TASK TO COMPLETE → Look through the data below and return each line where "work" appears.

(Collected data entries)
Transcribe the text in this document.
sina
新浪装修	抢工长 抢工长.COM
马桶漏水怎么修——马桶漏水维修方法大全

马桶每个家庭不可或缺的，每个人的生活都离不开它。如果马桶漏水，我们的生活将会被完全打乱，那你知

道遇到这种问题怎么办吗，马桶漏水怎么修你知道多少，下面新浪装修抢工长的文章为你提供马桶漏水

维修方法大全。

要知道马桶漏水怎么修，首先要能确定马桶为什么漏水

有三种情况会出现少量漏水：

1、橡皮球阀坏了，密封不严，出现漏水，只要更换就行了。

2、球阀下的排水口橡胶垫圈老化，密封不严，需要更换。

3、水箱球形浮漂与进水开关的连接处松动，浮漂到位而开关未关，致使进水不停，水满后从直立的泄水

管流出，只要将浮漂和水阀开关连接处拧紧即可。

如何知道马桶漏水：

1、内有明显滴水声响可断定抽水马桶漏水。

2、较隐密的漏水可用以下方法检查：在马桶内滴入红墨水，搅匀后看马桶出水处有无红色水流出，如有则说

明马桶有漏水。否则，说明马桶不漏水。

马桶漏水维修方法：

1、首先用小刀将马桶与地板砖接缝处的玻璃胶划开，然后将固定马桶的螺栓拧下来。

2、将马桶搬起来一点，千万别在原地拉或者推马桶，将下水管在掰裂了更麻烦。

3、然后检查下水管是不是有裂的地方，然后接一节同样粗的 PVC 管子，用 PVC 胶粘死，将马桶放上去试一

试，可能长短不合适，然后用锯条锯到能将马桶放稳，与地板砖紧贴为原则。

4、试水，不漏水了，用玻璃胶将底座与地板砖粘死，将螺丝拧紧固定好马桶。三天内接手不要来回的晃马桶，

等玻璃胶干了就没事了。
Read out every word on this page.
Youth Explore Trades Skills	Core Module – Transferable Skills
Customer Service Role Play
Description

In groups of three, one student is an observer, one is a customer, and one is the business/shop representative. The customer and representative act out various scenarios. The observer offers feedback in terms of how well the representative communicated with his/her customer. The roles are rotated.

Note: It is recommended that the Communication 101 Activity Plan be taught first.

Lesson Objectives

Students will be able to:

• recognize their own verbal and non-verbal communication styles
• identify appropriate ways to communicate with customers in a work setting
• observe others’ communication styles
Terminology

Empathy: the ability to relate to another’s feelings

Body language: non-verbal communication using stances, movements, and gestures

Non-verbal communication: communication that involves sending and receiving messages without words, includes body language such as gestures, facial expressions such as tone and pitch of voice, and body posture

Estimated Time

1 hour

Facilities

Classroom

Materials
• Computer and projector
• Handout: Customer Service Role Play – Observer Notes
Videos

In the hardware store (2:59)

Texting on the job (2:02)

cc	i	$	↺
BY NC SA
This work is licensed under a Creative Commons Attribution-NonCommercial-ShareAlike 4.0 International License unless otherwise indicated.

EXERCISE SOLUTION →
• identify appropriate ways to communicate with customers in a work setting
This work is licensed under a Creative Commons Attribution-NonCommercial-ShareAlike 4.0 International License unless otherwise indicated.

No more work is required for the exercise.